Dataset extract
────

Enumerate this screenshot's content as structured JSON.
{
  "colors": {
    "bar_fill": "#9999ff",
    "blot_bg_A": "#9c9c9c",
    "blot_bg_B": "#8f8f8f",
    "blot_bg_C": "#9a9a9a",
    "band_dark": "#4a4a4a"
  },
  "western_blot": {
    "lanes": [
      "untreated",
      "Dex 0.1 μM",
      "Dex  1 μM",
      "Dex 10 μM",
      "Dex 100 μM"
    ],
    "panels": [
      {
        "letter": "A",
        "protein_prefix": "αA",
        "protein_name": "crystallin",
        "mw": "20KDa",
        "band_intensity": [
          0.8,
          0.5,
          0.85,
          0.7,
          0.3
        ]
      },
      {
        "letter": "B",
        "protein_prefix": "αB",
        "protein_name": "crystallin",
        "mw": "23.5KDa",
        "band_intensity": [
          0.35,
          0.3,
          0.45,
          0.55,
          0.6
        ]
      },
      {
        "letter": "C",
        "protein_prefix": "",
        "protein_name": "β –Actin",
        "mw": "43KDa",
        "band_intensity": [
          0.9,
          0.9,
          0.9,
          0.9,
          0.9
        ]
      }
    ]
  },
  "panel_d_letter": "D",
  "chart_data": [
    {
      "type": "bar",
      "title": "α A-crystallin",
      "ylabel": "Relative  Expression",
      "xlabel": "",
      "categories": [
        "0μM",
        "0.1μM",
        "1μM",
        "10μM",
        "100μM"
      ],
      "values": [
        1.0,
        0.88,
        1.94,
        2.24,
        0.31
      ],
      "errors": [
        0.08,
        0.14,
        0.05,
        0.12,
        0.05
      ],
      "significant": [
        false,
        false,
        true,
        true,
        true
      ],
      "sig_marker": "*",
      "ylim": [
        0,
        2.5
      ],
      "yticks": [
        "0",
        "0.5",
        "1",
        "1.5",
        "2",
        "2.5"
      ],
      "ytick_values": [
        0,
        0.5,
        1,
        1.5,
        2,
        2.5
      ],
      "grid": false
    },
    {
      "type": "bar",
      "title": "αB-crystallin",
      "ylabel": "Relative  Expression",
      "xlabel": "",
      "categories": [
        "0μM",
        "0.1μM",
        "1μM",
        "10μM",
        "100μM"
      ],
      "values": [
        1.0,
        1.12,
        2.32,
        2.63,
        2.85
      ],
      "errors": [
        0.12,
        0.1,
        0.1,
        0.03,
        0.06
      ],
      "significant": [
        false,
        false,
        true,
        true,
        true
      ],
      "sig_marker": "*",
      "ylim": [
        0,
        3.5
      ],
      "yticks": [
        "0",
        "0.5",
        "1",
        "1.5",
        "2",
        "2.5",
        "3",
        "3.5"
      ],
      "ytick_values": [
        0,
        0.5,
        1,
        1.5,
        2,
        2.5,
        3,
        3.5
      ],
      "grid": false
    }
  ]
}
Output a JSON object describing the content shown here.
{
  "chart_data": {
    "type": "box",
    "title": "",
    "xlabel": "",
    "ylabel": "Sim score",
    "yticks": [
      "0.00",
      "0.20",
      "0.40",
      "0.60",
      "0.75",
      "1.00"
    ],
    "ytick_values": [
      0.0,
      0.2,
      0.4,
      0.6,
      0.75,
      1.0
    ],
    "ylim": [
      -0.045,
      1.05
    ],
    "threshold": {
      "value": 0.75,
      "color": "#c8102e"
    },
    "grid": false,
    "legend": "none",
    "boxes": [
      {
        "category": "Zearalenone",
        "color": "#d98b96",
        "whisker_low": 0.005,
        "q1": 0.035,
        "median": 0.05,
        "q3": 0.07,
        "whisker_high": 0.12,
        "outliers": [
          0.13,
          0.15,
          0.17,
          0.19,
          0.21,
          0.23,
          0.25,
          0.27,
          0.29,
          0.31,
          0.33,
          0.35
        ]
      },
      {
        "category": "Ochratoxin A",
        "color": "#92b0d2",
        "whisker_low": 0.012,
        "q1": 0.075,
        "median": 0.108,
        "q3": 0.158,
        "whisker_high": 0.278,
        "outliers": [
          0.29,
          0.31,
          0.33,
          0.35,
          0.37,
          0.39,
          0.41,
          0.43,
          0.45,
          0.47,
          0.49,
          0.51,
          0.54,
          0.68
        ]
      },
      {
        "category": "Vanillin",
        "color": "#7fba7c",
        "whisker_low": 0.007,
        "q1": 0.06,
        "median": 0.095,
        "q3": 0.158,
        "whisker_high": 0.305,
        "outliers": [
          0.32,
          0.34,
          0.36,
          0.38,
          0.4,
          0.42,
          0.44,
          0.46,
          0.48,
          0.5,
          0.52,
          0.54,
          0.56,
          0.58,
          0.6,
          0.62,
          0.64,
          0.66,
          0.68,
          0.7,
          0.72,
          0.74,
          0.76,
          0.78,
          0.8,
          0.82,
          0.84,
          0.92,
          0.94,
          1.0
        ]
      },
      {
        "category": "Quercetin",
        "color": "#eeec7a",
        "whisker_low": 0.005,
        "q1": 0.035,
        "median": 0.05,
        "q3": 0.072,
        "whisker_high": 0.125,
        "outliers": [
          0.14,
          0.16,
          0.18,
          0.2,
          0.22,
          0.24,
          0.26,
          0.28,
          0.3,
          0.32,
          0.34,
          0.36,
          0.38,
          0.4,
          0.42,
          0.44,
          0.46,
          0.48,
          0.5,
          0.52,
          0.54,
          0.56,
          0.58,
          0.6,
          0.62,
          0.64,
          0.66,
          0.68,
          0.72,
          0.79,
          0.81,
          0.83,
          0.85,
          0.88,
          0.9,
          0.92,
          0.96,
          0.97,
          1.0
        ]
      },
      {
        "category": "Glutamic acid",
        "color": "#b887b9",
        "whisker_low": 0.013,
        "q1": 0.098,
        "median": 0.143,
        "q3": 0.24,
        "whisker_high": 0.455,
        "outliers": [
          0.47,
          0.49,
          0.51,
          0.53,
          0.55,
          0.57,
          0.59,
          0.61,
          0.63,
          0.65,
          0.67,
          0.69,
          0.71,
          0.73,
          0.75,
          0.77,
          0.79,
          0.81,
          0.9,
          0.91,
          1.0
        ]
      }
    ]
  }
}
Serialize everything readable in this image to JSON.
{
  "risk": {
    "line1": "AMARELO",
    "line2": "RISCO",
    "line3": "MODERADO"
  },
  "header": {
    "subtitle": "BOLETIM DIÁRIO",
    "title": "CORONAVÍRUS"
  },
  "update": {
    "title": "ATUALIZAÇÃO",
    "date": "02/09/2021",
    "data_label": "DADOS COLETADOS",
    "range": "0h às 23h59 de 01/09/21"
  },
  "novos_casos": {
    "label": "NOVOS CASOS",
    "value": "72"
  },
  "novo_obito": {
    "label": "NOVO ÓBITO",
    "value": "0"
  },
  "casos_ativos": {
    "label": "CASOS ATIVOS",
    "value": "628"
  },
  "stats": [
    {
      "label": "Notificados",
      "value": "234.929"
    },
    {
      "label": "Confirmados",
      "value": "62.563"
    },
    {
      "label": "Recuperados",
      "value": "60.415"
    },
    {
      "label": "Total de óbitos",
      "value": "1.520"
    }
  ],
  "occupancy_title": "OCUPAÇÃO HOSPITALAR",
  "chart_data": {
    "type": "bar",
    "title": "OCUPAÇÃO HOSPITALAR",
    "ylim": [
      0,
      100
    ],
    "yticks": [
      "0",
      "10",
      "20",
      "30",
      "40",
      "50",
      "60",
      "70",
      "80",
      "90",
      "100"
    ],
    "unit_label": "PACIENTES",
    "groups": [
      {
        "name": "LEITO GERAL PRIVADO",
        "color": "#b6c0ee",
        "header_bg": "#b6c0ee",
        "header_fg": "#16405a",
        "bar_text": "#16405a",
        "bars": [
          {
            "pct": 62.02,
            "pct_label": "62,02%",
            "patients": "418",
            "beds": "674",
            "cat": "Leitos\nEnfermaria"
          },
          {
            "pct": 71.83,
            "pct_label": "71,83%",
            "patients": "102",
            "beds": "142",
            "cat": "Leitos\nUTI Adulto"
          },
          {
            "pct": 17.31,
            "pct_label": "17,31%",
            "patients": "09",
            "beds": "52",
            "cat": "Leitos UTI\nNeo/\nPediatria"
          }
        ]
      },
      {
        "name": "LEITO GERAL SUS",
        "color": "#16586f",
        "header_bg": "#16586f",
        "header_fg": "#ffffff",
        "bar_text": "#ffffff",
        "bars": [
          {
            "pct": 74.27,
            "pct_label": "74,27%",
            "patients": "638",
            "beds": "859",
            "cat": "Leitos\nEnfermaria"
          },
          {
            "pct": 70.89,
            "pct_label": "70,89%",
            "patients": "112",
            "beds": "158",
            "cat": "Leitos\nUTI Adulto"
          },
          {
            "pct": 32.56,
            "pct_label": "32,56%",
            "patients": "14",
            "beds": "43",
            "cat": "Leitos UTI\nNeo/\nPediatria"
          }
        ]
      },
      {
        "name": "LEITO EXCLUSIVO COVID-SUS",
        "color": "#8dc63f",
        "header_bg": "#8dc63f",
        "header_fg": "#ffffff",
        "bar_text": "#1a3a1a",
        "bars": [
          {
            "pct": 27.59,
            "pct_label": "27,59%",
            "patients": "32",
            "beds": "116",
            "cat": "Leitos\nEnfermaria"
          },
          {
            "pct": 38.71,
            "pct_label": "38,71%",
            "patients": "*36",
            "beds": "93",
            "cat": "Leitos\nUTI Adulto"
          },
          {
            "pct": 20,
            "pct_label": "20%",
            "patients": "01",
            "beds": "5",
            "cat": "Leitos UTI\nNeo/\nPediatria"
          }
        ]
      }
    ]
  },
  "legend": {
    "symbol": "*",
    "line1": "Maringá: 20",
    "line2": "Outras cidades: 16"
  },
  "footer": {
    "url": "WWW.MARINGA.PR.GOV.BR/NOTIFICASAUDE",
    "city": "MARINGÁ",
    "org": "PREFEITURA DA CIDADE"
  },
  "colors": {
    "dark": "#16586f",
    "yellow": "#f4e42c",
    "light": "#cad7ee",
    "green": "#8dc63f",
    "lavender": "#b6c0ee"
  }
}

────

What the task asks
Wherever the word "GERAL" turns up in the records, copy out the line it is on.

Solution
        "name": "LEITO GERAL PRIVADO",
        "name": "LEITO GERAL SUS",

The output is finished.